▶ **What to do**: Work through the data line by line, gathering every line that has the word "الكاتب".

▶ **Data entries**:
::::
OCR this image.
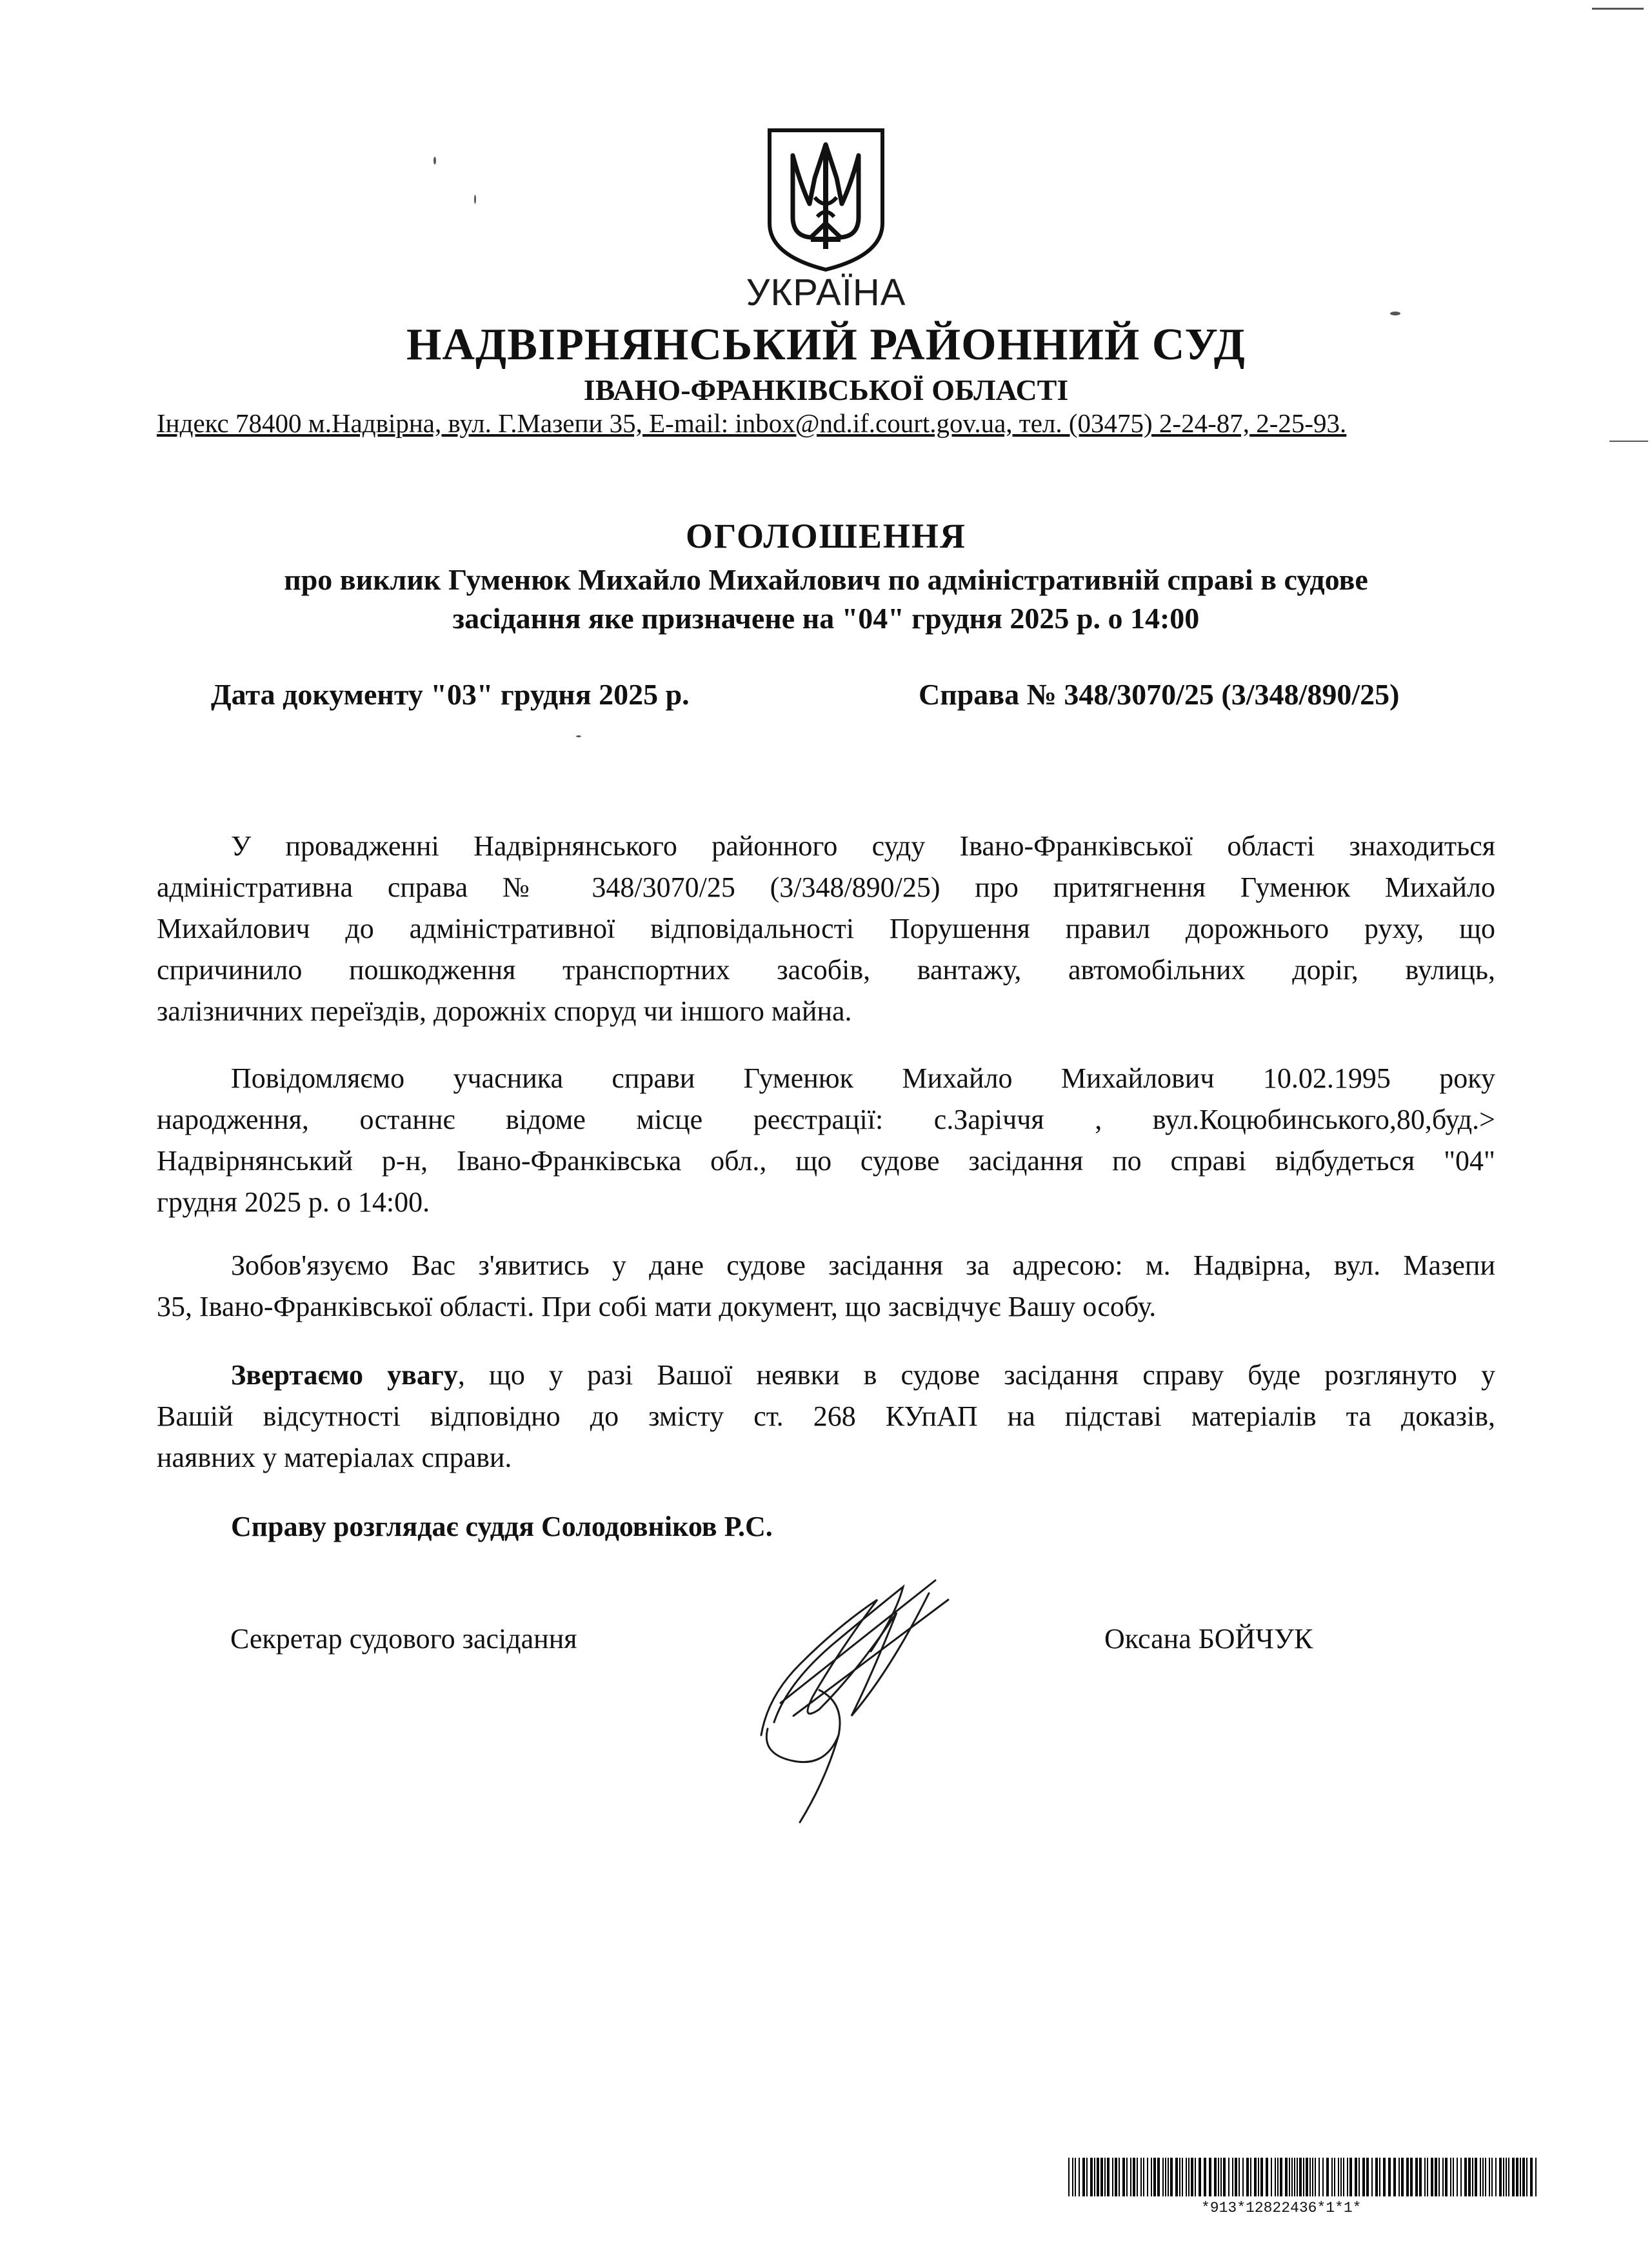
УКРАЇНА
НАДВІРНЯНСЬКИЙ РАЙОННИЙ СУД
ІВАНО-ФРАНКІВСЬКОЇ ОБЛАСТІ
Індекс 78400 м.Надвірна, вул. Г.Мазепи 35, E-mail: inbox@nd.if.court.gov.ua, тел. (03475) 2-24-87, 2-25-93.
ОГОЛОШЕННЯ
про виклик Гуменюк Михайло Михайлович по адміністративній справі в судове
засідання яке призначене на "04" грудня 2025 р. о 14:00
Дата документу "03" грудня 2025 р.	Справа № 348/3070/25 (3/348/890/25)
У провадженні Надвірнянського районного суду Івано-Франківської області знаходиться
адміністративна справа № 348/3070/25 (3/348/890/25) про притягнення Гуменюк Михайло
Михайлович до адміністративної відповідальності Порушення правил дорожнього руху, що
спричинило пошкодження транспортних засобів, вантажу, автомобільних доріг, вулиць,
залізничних переїздів, дорожніх споруд чи іншого майна.
Повідомляємо учасника справи Гуменюк Михайло Михайлович 10.02.1995 року
народження, останнє відоме місце реєстрації: с.Заріччя , вул.Коцюбинського,80,буд.>
Надвірнянський р-н, Івано-Франківська обл., що судове засідання по справі відбудеться "04"
грудня 2025 р. о 14:00.
Зобов'язуємо Вас з'явитись у дане судове засідання за адресою: м. Надвірна, вул. Мазепи
35, Івано-Франківської області. При собі мати документ, що засвідчує Вашу особу.
Звертаємо увагу, що у разі Вашої неявки в судове засідання справу буде розглянуто у
Вашій відсутності відповідно до змісту ст. 268 КУпАП на підставі матеріалів та доказів,
наявних у матеріалах справи.
Справу розглядає суддя Солодовніков Р.С.
Секретар судового засідання	Оксана БОЙЧУК
*913*12822436*1*1*
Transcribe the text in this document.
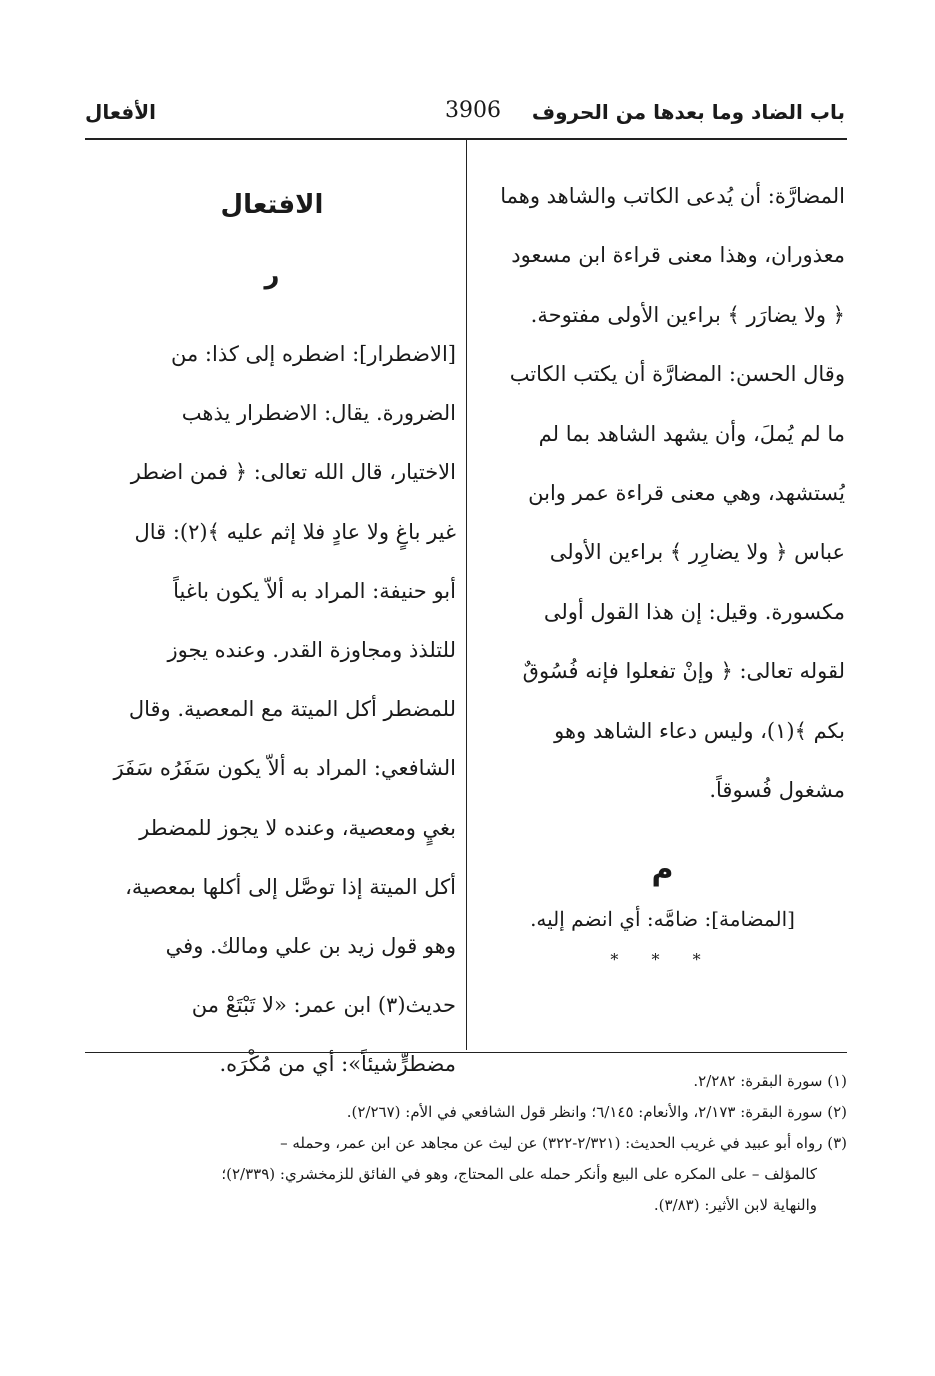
باب الضاد وما بعدها من الحروف
3906
الأفعال
المضارَّة: أن يُدعى الكاتب والشاهد وهما
معذوران، وهذا معنى قراءة ابن مسعود
﴿ ولا يضارَر ﴾ براءين الأولى مفتوحة.
وقال الحسن: المضارَّة أن يكتب الكاتب
ما لم يُملَ، وأن يشهد الشاهد بما لم
يُستشهد، وهي معنى قراءة عمر وابن
عباس ﴿ ولا يضارِر ﴾ براءين الأولى
مكسورة. وقيل: إن هذا القول أولى
لقوله تعالى: ﴿ وإنْ تفعلوا فإنه فُسُوقٌ
بكم ﴾(١)، وليس دعاء الشاهد وهو
مشغول فُسوقاً.
م
[المضامة]: ضامَّه: أي انضم إليه.
* * *
الافتعال
ر
[الاضطرار]: اضطره إلى كذا: من
الضرورة. يقال: الاضطرار يذهب
الاختيار، قال الله تعالى: ﴿ فمن اضطر
غير باغٍ ولا عادٍ فلا إثم عليه ﴾(٢): قال
أبو حنيفة: المراد به ألاّ يكون باغياً
للتلذذ ومجاوزة القدر. وعنده يجوز
للمضطر أكل الميتة مع المعصية. وقال
الشافعي: المراد به ألاّ يكون سَفَرُه سَفَرَ
بغيٍ ومعصية، وعنده لا يجوز للمضطر
أكل الميتة إذا توصَّل إلى أكلها بمعصية،
وهو قول زيد بن علي ومالك. وفي
حديث(٣) ابن عمر: «لا تَبْتَعْ من
مضطرٍّشيئاً»: أي من مُكْرَه.
(١) سورة البقرة: ٢/٢٨٢.
(٢) سورة البقرة: ٢/١٧٣، والأنعام: ٦/١٤٥؛ وانظر قول الشافعي في الأم: (٢/٢٦٧).
(٣) رواه أبو عبيد في غريب الحديث: (٢/٣٢١-٣٢٢) عن ليث عن مجاهد عن ابن عمر، وحمله –
كالمؤلف – على المكره على البيع وأنكر حمله على المحتاج، وهو في الفائق للزمخشري: (٢/٣٣٩)؛
والنهاية لابن الأثير: (٣/٨٣).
::::
▶ **The reply**:
المضارَّة: أن يُدعى الكاتب والشاهد وهما
وقال الحسن: المضارَّة أن يكتب الكاتب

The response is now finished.